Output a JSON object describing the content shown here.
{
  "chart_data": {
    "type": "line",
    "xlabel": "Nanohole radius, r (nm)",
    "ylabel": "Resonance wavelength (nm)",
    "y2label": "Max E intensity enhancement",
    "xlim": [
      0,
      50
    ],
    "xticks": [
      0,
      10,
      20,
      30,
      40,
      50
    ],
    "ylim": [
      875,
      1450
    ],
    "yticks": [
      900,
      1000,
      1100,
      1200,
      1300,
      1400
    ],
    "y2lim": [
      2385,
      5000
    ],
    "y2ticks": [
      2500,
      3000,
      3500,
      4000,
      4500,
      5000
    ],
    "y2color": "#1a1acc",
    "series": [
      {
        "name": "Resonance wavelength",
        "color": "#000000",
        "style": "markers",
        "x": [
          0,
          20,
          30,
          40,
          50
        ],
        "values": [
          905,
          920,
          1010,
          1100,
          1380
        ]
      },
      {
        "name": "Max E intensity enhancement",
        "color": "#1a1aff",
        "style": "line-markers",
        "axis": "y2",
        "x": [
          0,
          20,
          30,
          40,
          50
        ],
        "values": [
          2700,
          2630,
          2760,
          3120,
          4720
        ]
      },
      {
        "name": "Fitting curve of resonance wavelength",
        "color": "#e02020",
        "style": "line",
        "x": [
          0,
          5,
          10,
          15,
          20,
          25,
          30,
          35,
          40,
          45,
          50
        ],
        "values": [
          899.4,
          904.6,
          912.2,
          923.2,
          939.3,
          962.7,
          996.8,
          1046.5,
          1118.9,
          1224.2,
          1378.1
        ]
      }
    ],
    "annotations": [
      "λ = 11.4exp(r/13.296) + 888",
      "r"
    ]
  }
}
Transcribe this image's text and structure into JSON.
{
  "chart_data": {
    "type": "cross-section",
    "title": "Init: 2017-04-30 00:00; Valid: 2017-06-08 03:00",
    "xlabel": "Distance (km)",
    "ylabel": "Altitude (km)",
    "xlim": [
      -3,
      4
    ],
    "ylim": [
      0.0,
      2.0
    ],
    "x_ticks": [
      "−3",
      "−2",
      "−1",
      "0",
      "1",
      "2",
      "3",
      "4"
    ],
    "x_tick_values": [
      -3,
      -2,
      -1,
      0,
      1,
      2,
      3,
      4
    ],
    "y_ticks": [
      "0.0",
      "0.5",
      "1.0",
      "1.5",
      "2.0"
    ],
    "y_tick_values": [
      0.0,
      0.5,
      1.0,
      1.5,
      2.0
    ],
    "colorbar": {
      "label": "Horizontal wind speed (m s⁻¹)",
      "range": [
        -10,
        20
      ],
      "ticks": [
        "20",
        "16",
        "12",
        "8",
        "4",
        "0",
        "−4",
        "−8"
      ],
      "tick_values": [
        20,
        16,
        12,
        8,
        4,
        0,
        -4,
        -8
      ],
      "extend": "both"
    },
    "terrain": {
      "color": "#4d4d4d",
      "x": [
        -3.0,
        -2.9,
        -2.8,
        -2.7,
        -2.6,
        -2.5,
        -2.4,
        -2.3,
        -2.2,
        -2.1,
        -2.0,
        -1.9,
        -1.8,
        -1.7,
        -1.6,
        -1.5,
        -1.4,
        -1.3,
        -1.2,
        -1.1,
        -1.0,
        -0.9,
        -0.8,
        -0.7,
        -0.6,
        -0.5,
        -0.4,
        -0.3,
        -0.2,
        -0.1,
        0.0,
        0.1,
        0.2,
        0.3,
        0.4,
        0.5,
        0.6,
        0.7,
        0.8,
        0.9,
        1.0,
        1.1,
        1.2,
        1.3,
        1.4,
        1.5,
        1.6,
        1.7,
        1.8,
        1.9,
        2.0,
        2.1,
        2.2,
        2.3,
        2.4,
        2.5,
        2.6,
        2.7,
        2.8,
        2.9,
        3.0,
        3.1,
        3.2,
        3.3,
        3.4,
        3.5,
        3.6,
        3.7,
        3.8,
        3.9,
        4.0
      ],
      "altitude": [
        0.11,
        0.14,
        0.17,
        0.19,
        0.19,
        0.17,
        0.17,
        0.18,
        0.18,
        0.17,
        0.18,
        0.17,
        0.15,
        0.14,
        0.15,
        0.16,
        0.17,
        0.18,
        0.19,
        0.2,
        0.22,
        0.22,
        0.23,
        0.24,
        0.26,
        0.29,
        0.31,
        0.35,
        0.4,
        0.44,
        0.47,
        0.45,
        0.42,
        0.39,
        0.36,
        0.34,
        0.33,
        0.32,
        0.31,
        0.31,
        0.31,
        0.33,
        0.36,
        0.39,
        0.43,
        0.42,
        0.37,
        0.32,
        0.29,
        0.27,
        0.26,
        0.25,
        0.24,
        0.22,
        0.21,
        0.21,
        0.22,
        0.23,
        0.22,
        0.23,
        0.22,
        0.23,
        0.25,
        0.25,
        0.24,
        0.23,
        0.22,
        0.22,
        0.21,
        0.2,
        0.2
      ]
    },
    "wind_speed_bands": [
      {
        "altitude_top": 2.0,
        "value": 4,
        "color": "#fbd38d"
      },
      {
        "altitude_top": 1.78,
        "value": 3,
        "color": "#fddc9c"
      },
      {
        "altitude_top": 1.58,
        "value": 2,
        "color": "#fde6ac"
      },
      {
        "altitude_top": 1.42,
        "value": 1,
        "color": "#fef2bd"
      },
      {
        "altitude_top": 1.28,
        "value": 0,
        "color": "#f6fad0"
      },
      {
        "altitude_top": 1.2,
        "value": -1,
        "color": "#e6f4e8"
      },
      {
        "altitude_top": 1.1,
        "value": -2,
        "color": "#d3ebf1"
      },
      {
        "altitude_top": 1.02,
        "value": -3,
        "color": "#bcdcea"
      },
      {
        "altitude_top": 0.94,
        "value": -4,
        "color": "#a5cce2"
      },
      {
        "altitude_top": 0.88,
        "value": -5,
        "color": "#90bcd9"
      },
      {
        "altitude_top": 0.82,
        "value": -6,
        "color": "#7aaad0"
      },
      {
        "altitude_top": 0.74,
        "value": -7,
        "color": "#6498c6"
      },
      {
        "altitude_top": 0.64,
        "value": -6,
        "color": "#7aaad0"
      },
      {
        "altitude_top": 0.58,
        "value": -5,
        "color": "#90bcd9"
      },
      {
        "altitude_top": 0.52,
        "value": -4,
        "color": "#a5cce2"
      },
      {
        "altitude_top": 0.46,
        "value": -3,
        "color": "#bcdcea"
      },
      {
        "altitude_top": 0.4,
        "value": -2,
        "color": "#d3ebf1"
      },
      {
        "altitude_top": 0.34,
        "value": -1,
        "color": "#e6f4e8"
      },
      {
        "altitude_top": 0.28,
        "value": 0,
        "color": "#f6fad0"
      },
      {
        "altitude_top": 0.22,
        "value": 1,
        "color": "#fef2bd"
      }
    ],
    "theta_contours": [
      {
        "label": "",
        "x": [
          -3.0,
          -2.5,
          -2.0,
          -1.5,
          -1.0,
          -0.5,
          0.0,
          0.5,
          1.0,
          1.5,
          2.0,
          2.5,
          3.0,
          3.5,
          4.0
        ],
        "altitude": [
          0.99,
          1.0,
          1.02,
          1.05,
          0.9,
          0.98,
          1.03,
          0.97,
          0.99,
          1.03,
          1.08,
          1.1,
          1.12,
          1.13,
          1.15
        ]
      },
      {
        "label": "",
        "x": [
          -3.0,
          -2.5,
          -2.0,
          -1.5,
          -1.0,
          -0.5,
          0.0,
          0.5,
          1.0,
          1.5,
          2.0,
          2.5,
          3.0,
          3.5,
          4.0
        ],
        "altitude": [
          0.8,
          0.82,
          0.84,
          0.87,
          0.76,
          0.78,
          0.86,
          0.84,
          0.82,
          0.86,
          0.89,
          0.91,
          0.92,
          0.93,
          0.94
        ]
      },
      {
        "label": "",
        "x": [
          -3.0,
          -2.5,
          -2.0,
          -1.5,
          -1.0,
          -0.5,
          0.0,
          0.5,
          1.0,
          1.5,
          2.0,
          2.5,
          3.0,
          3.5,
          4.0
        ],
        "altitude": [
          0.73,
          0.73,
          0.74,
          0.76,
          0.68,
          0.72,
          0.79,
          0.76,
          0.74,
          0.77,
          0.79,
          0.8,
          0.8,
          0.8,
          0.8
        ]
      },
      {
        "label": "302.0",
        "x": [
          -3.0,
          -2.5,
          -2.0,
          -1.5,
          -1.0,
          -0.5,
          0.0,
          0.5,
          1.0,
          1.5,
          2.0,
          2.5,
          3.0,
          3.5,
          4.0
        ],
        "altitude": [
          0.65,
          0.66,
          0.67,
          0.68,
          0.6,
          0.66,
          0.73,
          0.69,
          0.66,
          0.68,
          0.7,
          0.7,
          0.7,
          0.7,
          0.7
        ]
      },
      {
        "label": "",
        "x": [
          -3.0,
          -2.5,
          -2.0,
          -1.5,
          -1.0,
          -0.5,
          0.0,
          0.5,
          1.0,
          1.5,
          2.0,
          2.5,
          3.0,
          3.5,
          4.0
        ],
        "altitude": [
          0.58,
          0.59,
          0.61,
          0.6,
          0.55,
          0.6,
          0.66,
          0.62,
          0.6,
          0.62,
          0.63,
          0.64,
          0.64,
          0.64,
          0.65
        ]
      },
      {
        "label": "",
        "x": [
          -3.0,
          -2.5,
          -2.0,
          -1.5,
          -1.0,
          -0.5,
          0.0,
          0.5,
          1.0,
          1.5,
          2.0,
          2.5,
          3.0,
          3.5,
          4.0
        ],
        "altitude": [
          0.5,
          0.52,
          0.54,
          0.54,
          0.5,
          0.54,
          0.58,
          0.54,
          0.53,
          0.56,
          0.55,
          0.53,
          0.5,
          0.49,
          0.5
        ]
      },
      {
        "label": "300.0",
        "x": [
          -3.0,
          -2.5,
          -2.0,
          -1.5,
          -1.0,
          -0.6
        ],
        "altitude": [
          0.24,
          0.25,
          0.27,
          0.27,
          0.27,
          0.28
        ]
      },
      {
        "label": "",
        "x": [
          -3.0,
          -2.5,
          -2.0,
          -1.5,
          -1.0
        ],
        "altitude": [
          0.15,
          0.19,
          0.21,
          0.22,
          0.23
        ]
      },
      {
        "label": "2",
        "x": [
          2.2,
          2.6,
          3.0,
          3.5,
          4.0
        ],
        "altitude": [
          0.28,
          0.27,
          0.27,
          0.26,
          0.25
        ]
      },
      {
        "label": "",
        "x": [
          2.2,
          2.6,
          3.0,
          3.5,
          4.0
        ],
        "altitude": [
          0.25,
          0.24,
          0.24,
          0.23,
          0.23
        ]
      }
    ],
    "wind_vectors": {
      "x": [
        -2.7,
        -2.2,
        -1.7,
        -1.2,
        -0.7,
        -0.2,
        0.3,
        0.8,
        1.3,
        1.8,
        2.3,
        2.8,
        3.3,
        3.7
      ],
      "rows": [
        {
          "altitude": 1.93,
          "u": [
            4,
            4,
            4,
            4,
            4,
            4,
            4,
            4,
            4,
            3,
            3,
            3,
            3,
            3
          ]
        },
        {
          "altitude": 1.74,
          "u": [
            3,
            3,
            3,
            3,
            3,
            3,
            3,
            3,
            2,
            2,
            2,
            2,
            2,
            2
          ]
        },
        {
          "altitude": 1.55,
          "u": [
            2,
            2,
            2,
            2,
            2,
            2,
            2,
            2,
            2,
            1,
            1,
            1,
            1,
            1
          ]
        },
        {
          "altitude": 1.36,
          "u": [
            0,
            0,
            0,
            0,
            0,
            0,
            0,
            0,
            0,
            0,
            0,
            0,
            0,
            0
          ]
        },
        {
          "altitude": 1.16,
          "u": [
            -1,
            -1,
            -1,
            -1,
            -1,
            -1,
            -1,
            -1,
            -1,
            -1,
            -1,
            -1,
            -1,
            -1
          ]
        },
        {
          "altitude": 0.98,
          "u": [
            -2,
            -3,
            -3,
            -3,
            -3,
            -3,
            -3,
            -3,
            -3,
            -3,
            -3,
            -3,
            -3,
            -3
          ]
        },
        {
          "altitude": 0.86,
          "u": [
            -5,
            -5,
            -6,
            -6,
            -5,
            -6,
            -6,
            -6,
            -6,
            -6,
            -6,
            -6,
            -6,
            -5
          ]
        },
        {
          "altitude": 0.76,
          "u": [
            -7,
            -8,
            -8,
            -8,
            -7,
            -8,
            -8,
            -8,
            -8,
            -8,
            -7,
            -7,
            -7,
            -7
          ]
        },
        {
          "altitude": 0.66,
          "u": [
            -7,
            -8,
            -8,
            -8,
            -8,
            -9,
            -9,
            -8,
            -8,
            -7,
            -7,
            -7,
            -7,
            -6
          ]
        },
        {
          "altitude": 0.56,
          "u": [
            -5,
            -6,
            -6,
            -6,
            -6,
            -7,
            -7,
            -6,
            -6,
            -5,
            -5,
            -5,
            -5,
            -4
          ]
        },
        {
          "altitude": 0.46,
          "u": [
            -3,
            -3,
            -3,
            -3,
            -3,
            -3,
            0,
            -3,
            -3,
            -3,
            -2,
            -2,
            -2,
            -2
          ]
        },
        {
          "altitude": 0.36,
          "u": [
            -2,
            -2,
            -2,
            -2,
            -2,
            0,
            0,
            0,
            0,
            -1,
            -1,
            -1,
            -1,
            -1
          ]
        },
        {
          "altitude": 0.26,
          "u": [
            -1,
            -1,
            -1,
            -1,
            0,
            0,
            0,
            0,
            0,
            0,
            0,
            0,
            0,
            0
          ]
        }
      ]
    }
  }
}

> What to do
Copy out every line of the listing that contains the string "ylabel".

> Reply
    "ylabel": "Resonance wavelength (nm)",
    "ylabel": "Altitude (km)",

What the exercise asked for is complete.